**WHAT IS BEING ASKED:** Locate every line below that contains the word "товаропроизводителям" and copy it.

===== DATA SECTION

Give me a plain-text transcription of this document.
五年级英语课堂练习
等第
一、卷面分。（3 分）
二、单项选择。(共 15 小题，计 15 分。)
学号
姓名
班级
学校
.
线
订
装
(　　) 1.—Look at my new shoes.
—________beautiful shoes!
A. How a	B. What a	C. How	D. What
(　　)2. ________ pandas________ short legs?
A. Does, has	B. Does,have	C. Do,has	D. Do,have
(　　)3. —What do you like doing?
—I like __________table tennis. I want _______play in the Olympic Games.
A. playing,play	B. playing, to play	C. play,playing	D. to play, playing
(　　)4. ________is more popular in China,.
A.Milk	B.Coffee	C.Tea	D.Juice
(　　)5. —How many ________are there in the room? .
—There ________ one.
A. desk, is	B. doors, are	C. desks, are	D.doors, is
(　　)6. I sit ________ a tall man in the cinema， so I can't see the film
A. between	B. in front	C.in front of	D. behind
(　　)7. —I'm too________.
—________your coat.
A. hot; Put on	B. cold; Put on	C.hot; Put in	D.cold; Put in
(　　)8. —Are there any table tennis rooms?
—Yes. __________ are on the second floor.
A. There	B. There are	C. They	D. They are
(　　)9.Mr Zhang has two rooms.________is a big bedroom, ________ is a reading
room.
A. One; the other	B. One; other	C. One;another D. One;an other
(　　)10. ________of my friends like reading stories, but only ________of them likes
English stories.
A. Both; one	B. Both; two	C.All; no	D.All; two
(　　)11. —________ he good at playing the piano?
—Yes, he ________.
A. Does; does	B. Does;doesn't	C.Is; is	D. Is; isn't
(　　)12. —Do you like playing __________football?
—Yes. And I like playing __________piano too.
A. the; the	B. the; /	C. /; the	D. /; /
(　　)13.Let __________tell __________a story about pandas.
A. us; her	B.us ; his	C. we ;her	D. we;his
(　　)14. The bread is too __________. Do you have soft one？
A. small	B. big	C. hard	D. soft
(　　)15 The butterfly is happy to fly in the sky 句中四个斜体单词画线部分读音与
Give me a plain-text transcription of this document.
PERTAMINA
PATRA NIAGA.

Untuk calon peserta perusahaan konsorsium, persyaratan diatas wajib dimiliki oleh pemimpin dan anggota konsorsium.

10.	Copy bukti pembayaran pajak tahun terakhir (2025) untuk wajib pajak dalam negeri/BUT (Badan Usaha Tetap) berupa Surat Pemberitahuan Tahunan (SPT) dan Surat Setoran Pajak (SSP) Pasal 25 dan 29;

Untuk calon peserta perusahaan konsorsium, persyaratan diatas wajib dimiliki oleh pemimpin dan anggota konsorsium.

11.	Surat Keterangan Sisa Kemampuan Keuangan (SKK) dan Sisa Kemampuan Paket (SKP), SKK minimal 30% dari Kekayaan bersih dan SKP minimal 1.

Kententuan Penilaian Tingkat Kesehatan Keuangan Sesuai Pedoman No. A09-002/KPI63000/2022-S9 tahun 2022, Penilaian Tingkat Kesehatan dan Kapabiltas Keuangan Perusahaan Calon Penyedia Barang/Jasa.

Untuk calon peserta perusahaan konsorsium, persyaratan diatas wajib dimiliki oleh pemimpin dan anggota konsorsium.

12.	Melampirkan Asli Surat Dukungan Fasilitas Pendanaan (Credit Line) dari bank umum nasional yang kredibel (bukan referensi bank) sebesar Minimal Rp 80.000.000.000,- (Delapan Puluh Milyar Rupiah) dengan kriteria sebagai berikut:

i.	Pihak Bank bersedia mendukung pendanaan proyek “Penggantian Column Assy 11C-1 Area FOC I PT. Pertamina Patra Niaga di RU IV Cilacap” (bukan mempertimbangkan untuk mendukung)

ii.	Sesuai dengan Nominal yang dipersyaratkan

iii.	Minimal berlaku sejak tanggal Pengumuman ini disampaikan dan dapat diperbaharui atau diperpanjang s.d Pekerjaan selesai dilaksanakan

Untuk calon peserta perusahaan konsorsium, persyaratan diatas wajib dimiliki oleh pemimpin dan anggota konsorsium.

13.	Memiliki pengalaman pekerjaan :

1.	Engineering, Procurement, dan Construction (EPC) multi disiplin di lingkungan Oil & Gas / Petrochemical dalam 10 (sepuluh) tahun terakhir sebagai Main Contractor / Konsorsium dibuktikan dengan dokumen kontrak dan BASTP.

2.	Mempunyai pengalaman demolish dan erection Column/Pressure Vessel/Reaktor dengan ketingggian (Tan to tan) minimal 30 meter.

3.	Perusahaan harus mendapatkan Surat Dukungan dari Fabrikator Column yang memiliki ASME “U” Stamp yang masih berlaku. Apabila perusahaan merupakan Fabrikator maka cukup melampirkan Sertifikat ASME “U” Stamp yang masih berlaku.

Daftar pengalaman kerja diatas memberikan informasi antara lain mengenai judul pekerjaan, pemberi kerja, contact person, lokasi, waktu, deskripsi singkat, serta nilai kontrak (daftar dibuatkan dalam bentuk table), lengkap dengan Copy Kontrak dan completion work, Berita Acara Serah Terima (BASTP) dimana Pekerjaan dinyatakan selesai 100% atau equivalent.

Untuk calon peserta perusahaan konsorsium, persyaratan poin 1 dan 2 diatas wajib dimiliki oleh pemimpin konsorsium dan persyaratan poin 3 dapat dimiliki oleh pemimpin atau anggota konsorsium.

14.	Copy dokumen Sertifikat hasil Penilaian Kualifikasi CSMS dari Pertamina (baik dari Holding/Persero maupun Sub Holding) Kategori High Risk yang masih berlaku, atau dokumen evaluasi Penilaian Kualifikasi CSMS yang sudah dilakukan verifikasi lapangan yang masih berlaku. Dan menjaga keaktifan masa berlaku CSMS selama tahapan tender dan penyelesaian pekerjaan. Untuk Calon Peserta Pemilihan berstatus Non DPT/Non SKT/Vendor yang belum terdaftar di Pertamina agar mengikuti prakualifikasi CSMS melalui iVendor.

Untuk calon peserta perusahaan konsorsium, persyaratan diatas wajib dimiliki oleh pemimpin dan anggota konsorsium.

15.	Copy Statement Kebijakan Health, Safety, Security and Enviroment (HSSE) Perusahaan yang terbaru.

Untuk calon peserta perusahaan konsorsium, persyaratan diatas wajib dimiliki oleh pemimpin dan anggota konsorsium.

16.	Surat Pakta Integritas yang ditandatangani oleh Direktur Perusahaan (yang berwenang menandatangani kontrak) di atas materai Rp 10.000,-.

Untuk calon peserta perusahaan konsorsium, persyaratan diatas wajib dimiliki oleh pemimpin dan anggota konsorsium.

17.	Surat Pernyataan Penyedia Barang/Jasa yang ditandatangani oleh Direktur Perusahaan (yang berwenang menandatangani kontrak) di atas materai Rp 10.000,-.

==========
===== DATA SECTION

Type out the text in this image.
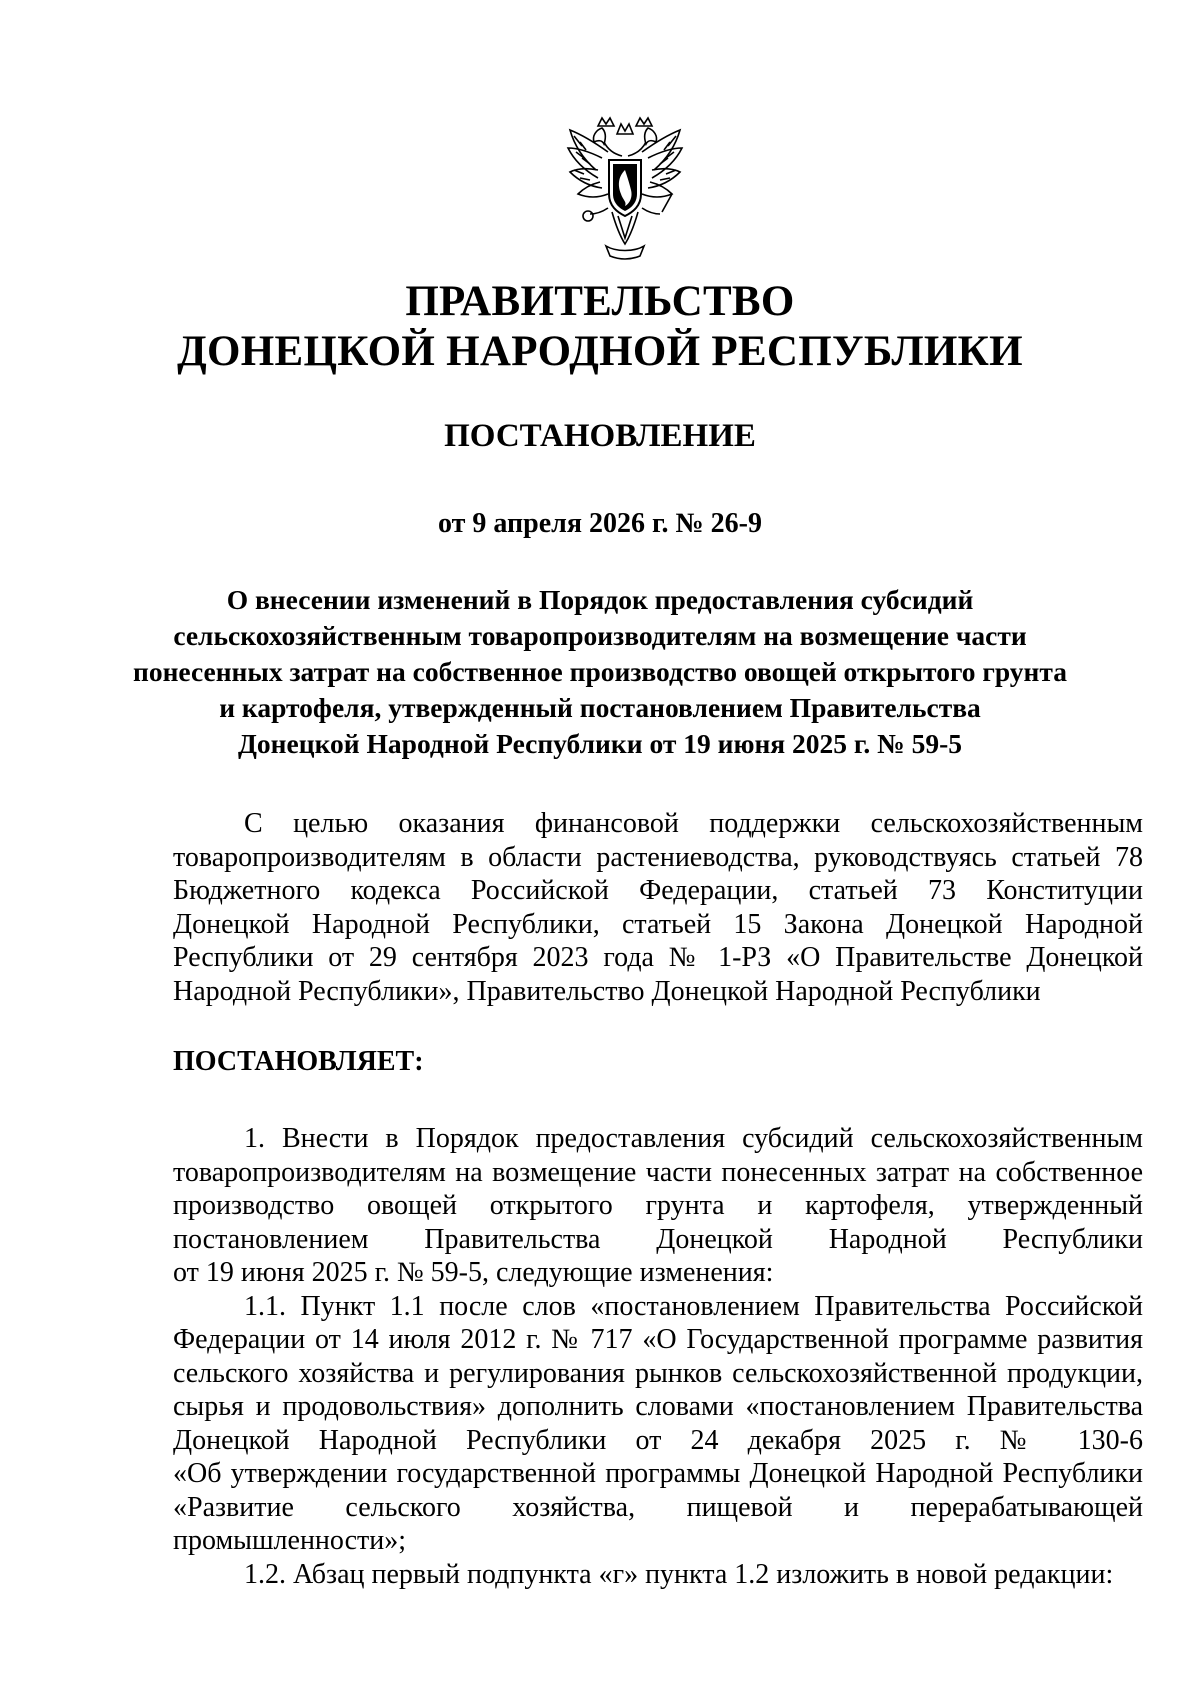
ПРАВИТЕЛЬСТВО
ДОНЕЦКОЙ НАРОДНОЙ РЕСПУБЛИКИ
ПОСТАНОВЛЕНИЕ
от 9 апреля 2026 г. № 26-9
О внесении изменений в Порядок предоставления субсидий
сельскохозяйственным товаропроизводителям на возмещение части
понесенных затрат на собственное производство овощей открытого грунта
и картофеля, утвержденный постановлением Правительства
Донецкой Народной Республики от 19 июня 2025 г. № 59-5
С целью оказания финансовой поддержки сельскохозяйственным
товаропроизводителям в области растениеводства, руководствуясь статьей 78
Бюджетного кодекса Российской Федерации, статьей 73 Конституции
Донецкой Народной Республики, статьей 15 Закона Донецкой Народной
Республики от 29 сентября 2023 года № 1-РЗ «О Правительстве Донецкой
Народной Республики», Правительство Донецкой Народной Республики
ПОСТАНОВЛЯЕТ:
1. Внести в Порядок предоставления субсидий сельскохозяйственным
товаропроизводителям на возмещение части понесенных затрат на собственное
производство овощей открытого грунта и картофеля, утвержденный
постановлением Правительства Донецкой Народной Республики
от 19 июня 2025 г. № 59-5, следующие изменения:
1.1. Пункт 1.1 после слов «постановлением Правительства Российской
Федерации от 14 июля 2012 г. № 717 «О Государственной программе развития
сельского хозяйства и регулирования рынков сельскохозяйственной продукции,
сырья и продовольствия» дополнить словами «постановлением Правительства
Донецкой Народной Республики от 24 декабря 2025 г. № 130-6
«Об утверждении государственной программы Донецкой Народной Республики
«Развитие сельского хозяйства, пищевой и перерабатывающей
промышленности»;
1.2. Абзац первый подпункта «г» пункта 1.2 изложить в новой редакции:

==========

**ANSWER FOR THIS EXERCISE:**
сельскохозяйственным товаропроизводителям на возмещение части
товаропроизводителям в области растениеводства, руководствуясь статьей 78
товаропроизводителям на возмещение части понесенных затрат на собственное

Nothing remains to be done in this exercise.